— START OF Records provided —

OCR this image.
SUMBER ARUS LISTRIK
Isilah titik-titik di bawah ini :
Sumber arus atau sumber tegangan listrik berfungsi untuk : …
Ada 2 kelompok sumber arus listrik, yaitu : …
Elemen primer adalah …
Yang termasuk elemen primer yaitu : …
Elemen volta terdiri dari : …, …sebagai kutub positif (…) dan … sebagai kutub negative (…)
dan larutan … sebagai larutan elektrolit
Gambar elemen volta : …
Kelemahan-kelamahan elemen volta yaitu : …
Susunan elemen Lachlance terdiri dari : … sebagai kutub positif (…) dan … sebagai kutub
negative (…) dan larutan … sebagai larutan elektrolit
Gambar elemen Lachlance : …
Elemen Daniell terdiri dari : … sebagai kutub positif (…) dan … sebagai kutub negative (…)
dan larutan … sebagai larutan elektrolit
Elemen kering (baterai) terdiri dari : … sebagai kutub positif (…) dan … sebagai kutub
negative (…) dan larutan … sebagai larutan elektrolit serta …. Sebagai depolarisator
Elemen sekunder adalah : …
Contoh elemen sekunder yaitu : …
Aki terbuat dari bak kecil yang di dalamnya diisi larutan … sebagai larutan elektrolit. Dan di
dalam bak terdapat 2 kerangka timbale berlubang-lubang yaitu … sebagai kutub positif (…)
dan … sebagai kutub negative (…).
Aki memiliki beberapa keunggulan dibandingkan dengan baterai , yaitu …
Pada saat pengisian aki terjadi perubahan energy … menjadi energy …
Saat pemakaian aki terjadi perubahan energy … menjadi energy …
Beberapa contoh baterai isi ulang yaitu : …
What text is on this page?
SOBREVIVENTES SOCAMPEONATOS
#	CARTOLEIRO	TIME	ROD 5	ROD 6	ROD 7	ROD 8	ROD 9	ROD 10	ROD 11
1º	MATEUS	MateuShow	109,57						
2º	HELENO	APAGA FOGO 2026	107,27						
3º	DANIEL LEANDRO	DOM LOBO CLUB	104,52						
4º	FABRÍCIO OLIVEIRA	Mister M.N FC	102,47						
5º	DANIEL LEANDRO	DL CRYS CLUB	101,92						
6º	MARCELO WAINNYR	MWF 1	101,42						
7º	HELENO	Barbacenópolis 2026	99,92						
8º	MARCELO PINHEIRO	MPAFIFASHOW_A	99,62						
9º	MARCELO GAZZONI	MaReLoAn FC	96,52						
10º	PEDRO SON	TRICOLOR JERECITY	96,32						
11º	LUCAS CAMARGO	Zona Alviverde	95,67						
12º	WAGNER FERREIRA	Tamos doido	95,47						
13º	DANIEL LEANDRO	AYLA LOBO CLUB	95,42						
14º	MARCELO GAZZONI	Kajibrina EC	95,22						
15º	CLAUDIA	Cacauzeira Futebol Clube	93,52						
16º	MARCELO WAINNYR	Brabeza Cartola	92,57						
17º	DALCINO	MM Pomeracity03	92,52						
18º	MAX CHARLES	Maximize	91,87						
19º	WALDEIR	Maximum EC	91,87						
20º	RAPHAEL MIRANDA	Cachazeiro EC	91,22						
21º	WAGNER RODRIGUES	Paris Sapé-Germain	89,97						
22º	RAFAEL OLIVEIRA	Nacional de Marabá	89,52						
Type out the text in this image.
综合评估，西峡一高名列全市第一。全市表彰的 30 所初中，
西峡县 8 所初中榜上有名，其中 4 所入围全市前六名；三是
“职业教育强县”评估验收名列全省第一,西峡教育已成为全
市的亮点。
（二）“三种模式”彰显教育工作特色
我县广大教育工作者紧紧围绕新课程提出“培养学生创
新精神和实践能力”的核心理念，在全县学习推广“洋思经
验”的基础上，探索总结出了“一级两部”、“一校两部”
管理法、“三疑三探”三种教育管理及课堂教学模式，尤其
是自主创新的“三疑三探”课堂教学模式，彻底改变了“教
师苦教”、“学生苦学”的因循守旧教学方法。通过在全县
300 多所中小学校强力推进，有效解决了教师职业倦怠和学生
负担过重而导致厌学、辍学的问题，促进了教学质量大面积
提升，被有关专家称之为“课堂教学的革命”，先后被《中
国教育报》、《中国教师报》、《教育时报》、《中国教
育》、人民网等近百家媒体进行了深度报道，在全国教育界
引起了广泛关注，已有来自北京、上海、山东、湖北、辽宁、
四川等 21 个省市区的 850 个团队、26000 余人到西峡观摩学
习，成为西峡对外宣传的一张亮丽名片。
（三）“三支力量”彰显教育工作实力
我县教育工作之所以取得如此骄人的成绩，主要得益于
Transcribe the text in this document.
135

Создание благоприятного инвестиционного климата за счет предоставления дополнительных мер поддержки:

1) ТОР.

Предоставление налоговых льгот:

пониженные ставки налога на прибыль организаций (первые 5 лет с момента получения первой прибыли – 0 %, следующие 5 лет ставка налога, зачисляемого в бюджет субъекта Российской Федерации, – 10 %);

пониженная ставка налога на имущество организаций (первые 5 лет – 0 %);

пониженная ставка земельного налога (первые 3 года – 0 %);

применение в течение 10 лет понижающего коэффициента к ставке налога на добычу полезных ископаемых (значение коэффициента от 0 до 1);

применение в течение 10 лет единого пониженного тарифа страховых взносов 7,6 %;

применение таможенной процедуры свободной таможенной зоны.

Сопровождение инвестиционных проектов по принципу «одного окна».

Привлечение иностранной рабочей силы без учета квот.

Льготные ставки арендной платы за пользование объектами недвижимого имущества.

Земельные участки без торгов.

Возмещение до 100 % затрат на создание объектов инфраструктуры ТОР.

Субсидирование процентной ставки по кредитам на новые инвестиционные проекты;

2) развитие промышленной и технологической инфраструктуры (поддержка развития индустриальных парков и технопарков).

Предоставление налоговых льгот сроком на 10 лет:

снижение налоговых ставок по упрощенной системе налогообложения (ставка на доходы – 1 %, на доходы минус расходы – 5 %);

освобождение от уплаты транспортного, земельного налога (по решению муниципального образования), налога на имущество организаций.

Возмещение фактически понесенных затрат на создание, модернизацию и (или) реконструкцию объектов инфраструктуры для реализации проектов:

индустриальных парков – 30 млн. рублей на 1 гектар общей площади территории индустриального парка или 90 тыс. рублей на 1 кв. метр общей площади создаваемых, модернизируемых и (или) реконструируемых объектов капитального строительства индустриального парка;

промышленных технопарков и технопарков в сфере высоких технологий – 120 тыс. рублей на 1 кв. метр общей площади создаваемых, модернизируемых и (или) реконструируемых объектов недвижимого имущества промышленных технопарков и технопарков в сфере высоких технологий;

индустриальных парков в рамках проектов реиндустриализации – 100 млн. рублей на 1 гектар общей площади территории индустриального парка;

— END OF Records provided —

Task description:
All lines holding the word "технопарков" should be picked out and copied.

Answer for the task:
2) развитие промышленной и технологической инфраструктуры (поддержка развития индустриальных парков и технопарков).
промышленных технопарков и технопарков в сфере высоких технологий – 120 тыс. рублей на 1 кв. метр общей площади создаваемых, модернизируемых и (или) реконструируемых объектов недвижимого имущества промышленных технопарков и технопарков в сфере высоких технологий;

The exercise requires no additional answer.